--- START Data ---

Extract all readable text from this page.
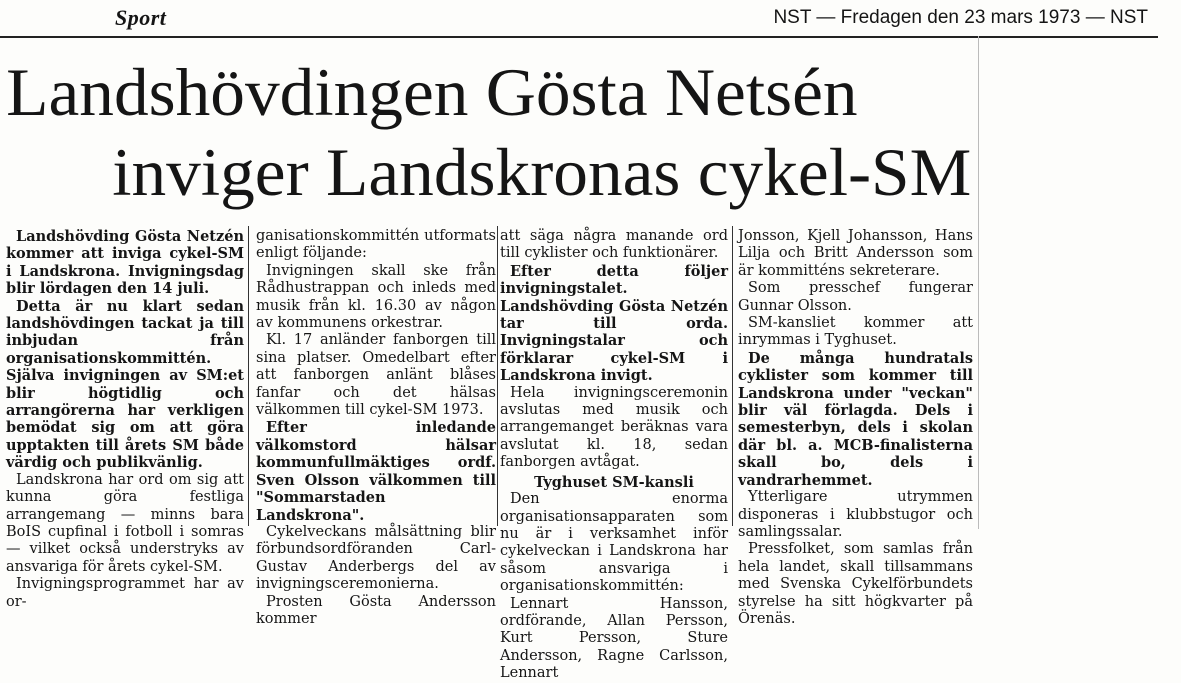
Sport	NST — Fredagen den 23 mars 1973 — NST
Landshövdingen Gösta Netsén
inviger Landskronas cykel-SM

Landshövding Gösta Netzén kommer att inviga cykel-SM i Landskrona. Invigningsdag blir lördagen den 14 juli.

Detta är nu klart sedan landshövdingen tackat ja till inbjudan från organisationskommittén. Själva invigningen av SM:et blir högtidlig och arrangörerna har verkligen bemödat sig om att göra upptakten till årets SM både värdig och publikvänlig.

Landskrona har ord om sig att kunna göra festliga arrangemang — minns bara BoIS cupfinal i fotboll i somras — vilket också understryks av ansvariga för årets cykel-SM.

Invigningsprogrammet har av or-

ganisationskommittén utformats enligt följande:

Invigningen skall ske från Rådhustrappan och inleds med musik från kl. 16.30 av någon av kommunens orkestrar.

Kl. 17 anländer fanborgen till sina platser. Omedelbart efter att fanborgen anlänt blåses fanfar och det hälsas välkommen till cykel-SM 1973.

Efter inledande välkomstord hälsar kommunfullmäktiges ordf. Sven Olsson välkommen till "Sommarstaden Landskrona".

Cykelveckans målsättning blir förbundsordföranden Carl-Gustav Anderbergs del av invigningsceremonierna.

Prosten Gösta Andersson kommer

att säga några manande ord till cyklister och funktionärer.

Efter detta följer invigningstalet. Landshövding Gösta Netzén tar till orda. Invigningstalar och förklarar cykel-SM i Landskrona invigt.

Hela invigningsceremonin avslutas med musik och arrangemanget beräknas vara avslutat kl. 18, sedan fanborgen avtågat.

Tyghuset SM-kansli

Den enorma organisationsapparaten som nu är i verksamhet inför cykelveckan i Landskrona har såsom ansvariga i organisationskommittén:

Lennart Hansson, ordförande, Allan Persson, Kurt Persson, Sture Andersson, Ragne Carlsson, Lennart

Jonsson, Kjell Johansson, Hans Lilja och Britt Andersson som är kommitténs sekreterare.

Som presschef fungerar Gunnar Olsson.

SM-kansliet kommer att inrymmas i Tyghuset.

De många hundratals cyklister som kommer till Landskrona under "veckan" blir väl förlagda. Dels i semesterbyn, dels i skolan där bl. a. MCB-finalisterna skall bo, dels i vandrarhemmet.

Ytterligare utrymmen disponeras i klubbstugor och samlingssalar.

Pressfolket, som samlas från hela landet, skall tillsammans med Svenska Cykelförbundets styrelse ha sitt högkvarter på Örenäs.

--- END Data ---

Extract each line from the entries above that contains the string "från".

§ Response to this task:
Detta är nu klart sedan landshövdingen tackat ja till inbjudan från organisationskommittén. Själva invigningen av SM:et blir högtidlig och arrangörerna har verkligen bemödat sig om att göra upptakten till årets SM både värdig och publikvänlig.
Invigningen skall ske från Rådhustrappan och inleds med musik från kl. 16.30 av någon av kommunens orkestrar.
Pressfolket, som samlas från hela landet, skall tillsammans med Svenska Cykelförbundets styrelse ha sitt högkvarter på Örenäs.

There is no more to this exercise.